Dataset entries
**********

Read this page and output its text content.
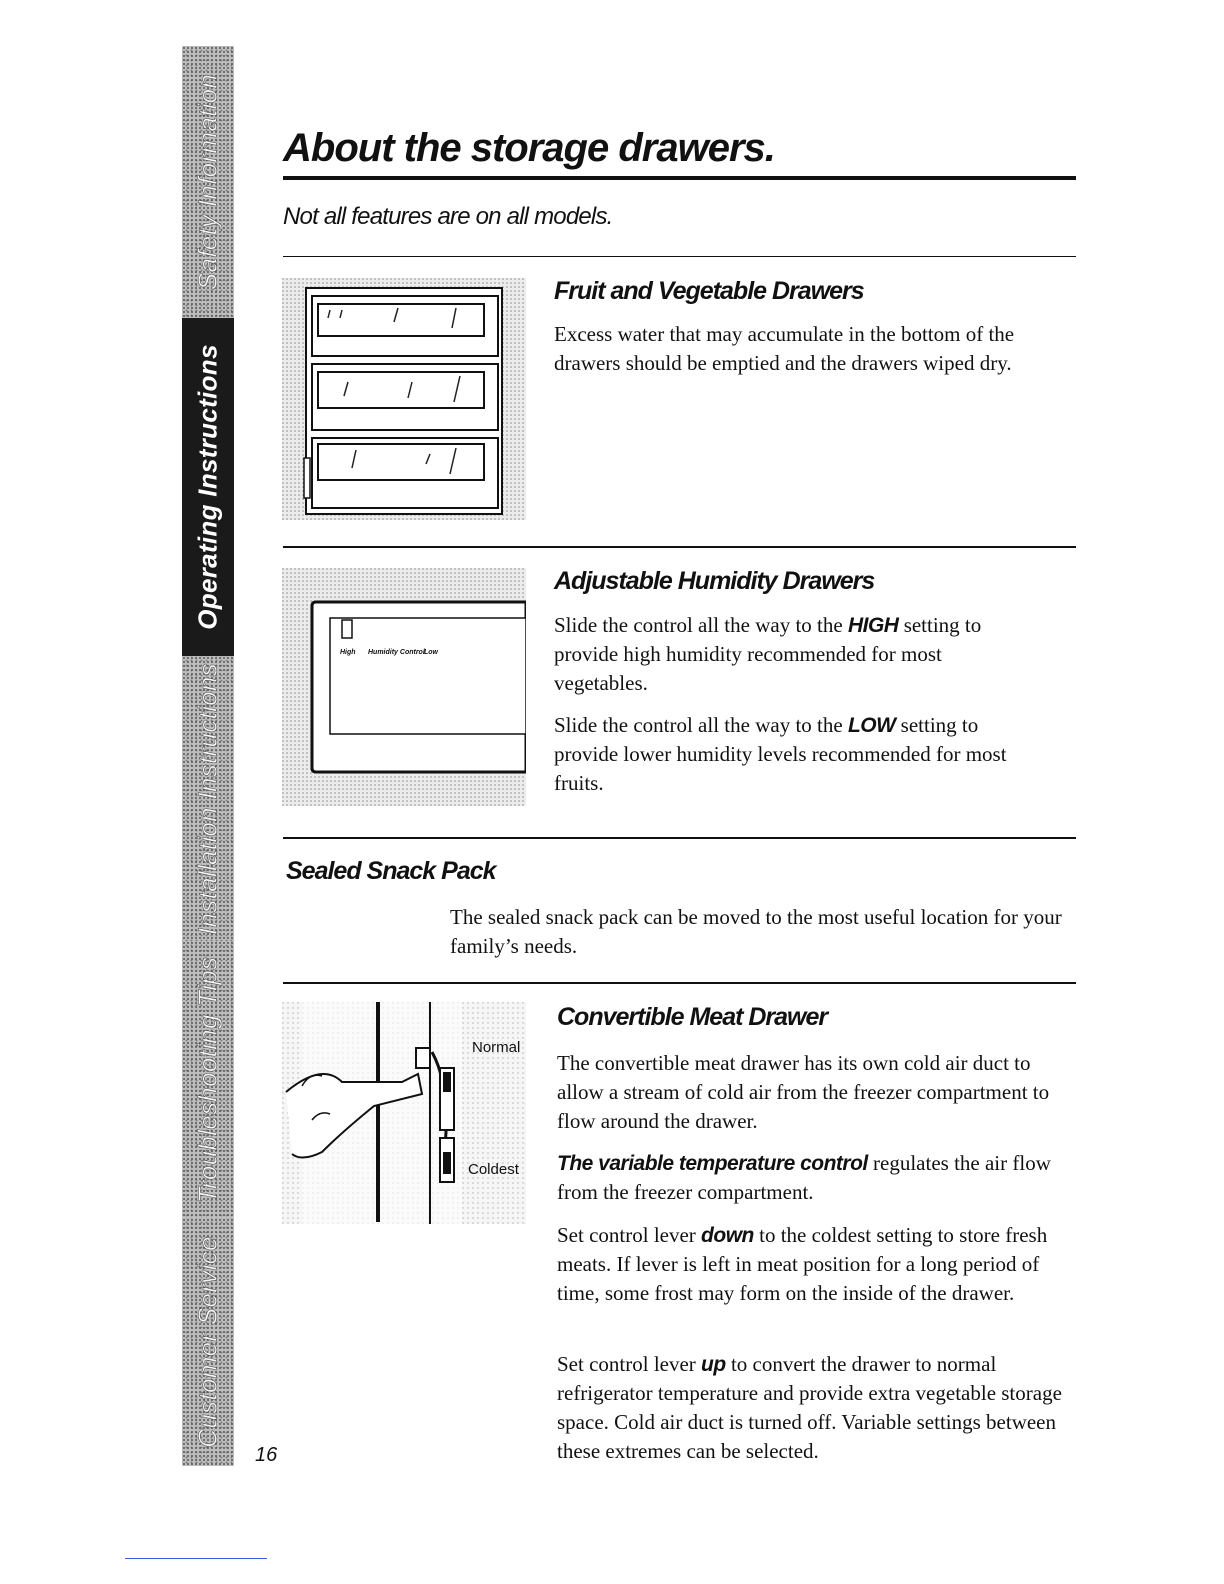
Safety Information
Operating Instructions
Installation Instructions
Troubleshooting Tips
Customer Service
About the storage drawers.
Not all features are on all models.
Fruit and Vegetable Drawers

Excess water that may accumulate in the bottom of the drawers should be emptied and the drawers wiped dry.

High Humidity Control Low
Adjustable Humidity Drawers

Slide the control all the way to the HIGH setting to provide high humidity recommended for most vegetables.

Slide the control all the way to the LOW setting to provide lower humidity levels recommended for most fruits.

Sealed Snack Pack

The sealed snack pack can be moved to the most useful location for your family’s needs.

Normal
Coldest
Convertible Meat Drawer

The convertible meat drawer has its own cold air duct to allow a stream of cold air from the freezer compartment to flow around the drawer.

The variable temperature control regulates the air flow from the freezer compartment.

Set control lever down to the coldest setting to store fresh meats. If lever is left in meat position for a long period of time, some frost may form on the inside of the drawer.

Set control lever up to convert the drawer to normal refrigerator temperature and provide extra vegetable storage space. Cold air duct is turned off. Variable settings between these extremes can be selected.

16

**********

» **SET TASK**: Write the entries above out again exactly, but not the pictures.

» **TASK RESPONSE**:
Read this page and output its text content.
Safety Information
Operating Instructions
Installation Instructions
Troubleshooting Tips
Customer Service
About the storage drawers.
Not all features are on all models.
Fruit and Vegetable Drawers

Excess water that may accumulate in the bottom of the drawers should be emptied and the drawers wiped dry.

High Humidity Control Low
Adjustable Humidity Drawers

Slide the control all the way to the HIGH setting to provide high humidity recommended for most vegetables.

Slide the control all the way to the LOW setting to provide lower humidity levels recommended for most fruits.

Sealed Snack Pack

The sealed snack pack can be moved to the most useful location for your family’s needs.

Normal
Coldest
Convertible Meat Drawer

The convertible meat drawer has its own cold air duct to allow a stream of cold air from the freezer compartment to flow around the drawer.

The variable temperature control regulates the air flow from the freezer compartment.

Set control lever down to the coldest setting to store fresh meats. If lever is left in meat position for a long period of time, some frost may form on the inside of the drawer.

Set control lever up to convert the drawer to normal refrigerator temperature and provide extra vegetable storage space. Cold air duct is turned off. Variable settings between these extremes can be selected.

16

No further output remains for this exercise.